Exercise brief ▸
In full and without deviation, write out the entries that follow.

Exercise inputs ▸
# # #

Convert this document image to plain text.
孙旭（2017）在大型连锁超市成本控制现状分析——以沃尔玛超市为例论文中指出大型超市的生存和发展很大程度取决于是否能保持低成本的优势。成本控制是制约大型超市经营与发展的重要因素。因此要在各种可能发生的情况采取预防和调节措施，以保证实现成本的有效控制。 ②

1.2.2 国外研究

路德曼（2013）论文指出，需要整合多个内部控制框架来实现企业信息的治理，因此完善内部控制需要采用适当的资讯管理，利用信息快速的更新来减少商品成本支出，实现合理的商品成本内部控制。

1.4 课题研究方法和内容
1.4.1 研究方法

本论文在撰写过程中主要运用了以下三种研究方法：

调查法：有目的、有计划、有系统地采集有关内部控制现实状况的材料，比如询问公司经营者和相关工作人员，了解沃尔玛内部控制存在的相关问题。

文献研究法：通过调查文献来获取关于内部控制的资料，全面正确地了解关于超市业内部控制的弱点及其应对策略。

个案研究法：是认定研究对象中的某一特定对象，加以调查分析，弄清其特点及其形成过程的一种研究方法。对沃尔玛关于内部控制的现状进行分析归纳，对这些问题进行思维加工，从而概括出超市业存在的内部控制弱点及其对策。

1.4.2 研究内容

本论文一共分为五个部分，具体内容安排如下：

# # #

Full solution ▸
Convert this document image to plain text.
孙旭（2017）在大型连锁超市成本控制现状分析——以沃尔玛超市为例论文中指出大型超市的生存和发展很大程度取决于是否能保持低成本的优势。成本控制是制约大型超市经营与发展的重要因素。因此要在各种可能发生的情况采取预防和调节措施，以保证实现成本的有效控制。 ②

1.2.2 国外研究

路德曼（2013）论文指出，需要整合多个内部控制框架来实现企业信息的治理，因此完善内部控制需要采用适当的资讯管理，利用信息快速的更新来减少商品成本支出，实现合理的商品成本内部控制。

1.4 课题研究方法和内容
1.4.1 研究方法

本论文在撰写过程中主要运用了以下三种研究方法：

调查法：有目的、有计划、有系统地采集有关内部控制现实状况的材料，比如询问公司经营者和相关工作人员，了解沃尔玛内部控制存在的相关问题。

文献研究法：通过调查文献来获取关于内部控制的资料，全面正确地了解关于超市业内部控制的弱点及其应对策略。

个案研究法：是认定研究对象中的某一特定对象，加以调查分析，弄清其特点及其形成过程的一种研究方法。对沃尔玛关于内部控制的现状进行分析归纳，对这些问题进行思维加工，从而概括出超市业存在的内部控制弱点及其对策。

1.4.2 研究内容

本论文一共分为五个部分，具体内容安排如下：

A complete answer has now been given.